Lines holding the string "Bảng" are the ones to copy; find them all in the data.

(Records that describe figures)
▼

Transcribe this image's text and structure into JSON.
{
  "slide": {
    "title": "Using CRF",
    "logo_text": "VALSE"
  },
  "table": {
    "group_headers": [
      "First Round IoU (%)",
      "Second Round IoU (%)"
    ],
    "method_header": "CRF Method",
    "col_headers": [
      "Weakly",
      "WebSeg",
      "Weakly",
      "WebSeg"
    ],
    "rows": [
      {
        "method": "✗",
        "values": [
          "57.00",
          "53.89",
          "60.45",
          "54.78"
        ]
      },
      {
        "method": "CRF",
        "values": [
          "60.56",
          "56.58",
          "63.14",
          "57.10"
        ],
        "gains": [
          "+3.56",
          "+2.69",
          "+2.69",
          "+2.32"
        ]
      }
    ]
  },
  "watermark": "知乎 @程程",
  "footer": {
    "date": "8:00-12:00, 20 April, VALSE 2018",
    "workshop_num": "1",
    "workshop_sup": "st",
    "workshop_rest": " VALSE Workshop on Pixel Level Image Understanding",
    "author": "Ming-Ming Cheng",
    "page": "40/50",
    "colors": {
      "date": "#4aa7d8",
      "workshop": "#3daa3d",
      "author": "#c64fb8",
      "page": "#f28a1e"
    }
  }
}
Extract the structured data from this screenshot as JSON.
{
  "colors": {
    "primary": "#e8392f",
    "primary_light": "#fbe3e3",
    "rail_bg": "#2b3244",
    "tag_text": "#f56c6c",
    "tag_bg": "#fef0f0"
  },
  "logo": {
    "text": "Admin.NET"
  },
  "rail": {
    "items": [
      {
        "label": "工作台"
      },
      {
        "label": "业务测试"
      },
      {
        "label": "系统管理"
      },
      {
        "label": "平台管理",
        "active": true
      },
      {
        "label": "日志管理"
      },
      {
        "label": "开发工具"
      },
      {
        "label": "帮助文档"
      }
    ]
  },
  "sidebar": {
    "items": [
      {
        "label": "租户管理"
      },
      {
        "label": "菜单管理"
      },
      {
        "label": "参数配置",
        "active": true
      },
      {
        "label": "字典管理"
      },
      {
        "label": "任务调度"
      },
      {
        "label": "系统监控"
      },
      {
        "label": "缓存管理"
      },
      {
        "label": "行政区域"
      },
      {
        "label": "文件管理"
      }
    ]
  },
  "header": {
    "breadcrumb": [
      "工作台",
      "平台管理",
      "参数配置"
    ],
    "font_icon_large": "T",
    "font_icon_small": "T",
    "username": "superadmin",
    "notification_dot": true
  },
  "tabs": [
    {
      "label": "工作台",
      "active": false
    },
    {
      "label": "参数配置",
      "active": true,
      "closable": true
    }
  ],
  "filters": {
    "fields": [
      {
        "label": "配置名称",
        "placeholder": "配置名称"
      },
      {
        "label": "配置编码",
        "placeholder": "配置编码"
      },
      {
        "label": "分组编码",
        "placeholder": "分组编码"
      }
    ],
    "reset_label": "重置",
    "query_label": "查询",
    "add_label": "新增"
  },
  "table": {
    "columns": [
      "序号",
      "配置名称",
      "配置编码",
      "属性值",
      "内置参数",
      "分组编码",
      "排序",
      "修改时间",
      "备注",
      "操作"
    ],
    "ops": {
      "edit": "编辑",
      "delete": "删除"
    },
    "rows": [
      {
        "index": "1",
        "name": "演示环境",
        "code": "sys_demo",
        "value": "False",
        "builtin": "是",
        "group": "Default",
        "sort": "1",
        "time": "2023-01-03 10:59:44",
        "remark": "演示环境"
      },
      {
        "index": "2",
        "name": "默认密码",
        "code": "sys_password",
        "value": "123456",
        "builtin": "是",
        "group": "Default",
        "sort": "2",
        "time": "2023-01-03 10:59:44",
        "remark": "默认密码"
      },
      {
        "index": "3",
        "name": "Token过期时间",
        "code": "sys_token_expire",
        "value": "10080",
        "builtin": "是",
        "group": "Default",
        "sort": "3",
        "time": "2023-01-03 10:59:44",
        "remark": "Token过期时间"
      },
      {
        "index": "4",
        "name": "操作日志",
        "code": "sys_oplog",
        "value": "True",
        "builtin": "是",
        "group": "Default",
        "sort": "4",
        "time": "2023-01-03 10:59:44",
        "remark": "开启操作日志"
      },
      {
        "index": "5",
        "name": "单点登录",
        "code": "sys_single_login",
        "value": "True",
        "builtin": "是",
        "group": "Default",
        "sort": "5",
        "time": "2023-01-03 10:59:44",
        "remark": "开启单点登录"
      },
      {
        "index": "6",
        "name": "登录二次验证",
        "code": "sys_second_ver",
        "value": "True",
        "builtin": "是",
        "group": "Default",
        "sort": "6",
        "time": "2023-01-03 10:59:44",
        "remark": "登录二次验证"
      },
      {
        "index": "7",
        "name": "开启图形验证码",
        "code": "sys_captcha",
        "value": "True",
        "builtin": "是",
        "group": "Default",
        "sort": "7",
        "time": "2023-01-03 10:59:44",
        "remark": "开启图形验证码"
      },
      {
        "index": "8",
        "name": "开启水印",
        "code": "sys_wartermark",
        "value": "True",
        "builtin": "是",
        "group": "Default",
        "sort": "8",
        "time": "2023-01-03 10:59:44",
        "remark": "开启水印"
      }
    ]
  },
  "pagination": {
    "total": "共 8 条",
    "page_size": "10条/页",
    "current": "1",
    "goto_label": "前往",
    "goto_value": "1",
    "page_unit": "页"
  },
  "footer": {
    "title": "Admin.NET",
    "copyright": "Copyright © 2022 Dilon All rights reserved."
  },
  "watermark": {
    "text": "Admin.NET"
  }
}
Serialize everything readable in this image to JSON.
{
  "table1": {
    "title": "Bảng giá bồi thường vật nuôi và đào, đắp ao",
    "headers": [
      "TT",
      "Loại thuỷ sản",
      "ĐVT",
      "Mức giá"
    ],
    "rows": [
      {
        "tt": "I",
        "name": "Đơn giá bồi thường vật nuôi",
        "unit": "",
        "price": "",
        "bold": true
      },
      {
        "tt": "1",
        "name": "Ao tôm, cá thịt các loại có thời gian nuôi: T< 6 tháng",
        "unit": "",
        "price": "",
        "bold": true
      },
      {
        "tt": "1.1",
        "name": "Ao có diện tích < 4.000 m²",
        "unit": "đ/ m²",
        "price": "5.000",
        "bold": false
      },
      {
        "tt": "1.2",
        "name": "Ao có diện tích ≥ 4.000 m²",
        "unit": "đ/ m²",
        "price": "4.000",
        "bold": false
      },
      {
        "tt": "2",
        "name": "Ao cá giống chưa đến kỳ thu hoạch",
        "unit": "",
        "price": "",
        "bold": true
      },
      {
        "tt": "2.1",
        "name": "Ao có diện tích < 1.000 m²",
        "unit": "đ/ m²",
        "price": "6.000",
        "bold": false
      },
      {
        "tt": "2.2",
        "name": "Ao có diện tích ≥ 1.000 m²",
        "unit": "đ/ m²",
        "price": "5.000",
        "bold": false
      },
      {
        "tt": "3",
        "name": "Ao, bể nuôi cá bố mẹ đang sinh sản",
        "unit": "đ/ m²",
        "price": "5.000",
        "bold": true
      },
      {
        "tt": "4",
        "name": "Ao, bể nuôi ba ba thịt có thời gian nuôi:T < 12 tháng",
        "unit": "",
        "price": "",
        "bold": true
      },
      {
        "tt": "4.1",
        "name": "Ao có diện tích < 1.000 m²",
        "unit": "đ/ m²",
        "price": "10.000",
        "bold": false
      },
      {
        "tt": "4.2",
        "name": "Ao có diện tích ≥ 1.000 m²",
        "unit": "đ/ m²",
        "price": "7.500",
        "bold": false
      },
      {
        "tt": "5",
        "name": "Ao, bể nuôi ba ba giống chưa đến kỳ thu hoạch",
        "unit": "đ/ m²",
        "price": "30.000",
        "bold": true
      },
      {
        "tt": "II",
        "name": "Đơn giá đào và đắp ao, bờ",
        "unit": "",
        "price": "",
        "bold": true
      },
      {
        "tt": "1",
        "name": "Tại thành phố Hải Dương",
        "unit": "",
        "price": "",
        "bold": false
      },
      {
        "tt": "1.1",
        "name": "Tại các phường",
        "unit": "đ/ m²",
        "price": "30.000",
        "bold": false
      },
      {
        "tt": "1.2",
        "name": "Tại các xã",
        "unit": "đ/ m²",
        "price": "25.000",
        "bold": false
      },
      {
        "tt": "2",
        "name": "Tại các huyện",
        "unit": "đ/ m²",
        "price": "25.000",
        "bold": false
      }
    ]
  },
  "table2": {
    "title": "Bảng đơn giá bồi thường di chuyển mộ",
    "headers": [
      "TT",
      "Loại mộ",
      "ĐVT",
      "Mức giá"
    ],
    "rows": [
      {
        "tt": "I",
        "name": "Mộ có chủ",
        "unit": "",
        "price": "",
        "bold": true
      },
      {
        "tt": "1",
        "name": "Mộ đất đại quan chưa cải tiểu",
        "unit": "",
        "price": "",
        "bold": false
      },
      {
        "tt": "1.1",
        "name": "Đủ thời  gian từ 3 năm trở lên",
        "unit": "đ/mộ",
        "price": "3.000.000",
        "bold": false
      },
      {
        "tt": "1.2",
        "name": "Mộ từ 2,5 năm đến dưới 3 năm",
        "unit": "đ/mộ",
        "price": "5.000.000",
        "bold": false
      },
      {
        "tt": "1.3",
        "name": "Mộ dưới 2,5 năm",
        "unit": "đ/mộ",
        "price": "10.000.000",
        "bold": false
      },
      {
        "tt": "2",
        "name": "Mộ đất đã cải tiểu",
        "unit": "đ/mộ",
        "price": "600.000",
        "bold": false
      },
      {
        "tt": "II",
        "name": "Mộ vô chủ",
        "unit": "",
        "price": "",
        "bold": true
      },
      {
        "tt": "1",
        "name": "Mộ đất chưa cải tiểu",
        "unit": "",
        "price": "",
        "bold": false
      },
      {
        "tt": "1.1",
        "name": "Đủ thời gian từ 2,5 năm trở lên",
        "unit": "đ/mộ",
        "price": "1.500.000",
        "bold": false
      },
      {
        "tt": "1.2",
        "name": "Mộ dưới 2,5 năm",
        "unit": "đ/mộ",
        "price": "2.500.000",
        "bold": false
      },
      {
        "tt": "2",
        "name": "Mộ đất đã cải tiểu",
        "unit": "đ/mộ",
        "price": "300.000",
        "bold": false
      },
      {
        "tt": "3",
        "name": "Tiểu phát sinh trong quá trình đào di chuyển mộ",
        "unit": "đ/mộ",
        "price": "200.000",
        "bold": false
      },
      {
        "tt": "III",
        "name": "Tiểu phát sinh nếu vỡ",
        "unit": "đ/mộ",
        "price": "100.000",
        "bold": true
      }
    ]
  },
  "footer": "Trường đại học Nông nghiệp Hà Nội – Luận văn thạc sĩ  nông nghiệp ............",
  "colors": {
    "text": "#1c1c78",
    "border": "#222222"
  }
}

▲

→ **Final result**:
    "title": "Bảng giá bồi thường vật nuôi và đào, đắp ao",
    "title": "Bảng đơn giá bồi thường di chuyển mộ",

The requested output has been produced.